— Work to be completed —
Transcribe the data that follows precisely, omitting nothing.

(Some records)
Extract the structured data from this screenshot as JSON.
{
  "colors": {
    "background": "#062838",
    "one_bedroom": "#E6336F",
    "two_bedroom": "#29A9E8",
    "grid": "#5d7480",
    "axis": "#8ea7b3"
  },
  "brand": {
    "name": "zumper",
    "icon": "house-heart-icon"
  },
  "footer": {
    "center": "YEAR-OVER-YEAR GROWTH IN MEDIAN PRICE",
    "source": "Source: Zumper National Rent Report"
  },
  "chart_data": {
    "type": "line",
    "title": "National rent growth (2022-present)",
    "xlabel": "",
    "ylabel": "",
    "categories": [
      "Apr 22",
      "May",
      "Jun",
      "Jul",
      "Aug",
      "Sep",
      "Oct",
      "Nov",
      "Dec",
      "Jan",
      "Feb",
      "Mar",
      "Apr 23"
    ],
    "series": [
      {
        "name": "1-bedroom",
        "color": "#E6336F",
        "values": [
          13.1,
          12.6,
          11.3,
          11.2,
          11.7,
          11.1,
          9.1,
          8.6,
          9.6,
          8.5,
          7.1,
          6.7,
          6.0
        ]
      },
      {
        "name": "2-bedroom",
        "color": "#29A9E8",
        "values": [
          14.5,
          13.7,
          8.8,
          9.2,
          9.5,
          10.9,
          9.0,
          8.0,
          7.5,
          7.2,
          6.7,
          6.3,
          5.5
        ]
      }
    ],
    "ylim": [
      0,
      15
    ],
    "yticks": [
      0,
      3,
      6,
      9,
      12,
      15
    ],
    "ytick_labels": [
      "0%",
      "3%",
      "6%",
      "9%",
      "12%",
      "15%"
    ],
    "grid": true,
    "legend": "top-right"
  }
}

— Solution to this task —
Extract the structured data from this screenshot as JSON.
{
  "colors": {
    "background": "#062838",
    "one_bedroom": "#E6336F",
    "two_bedroom": "#29A9E8",
    "grid": "#5d7480",
    "axis": "#8ea7b3"
  },
  "brand": {
    "name": "zumper",
    "icon": "house-heart-icon"
  },
  "footer": {
    "center": "YEAR-OVER-YEAR GROWTH IN MEDIAN PRICE",
    "source": "Source: Zumper National Rent Report"
  },
  "chart_data": {
    "type": "line",
    "title": "National rent growth (2022-present)",
    "xlabel": "",
    "ylabel": "",
    "categories": [
      "Apr 22",
      "May",
      "Jun",
      "Jul",
      "Aug",
      "Sep",
      "Oct",
      "Nov",
      "Dec",
      "Jan",
      "Feb",
      "Mar",
      "Apr 23"
    ],
    "series": [
      {
        "name": "1-bedroom",
        "color": "#E6336F",
        "values": [
          13.1,
          12.6,
          11.3,
          11.2,
          11.7,
          11.1,
          9.1,
          8.6,
          9.6,
          8.5,
          7.1,
          6.7,
          6.0
        ]
      },
      {
        "name": "2-bedroom",
        "color": "#29A9E8",
        "values": [
          14.5,
          13.7,
          8.8,
          9.2,
          9.5,
          10.9,
          9.0,
          8.0,
          7.5,
          7.2,
          6.7,
          6.3,
          5.5
        ]
      }
    ],
    "ylim": [
      0,
      15
    ],
    "yticks": [
      0,
      3,
      6,
      9,
      12,
      15
    ],
    "ytick_labels": [
      "0%",
      "3%",
      "6%",
      "9%",
      "12%",
      "15%"
    ],
    "grid": true,
    "legend": "top-right"
  }
}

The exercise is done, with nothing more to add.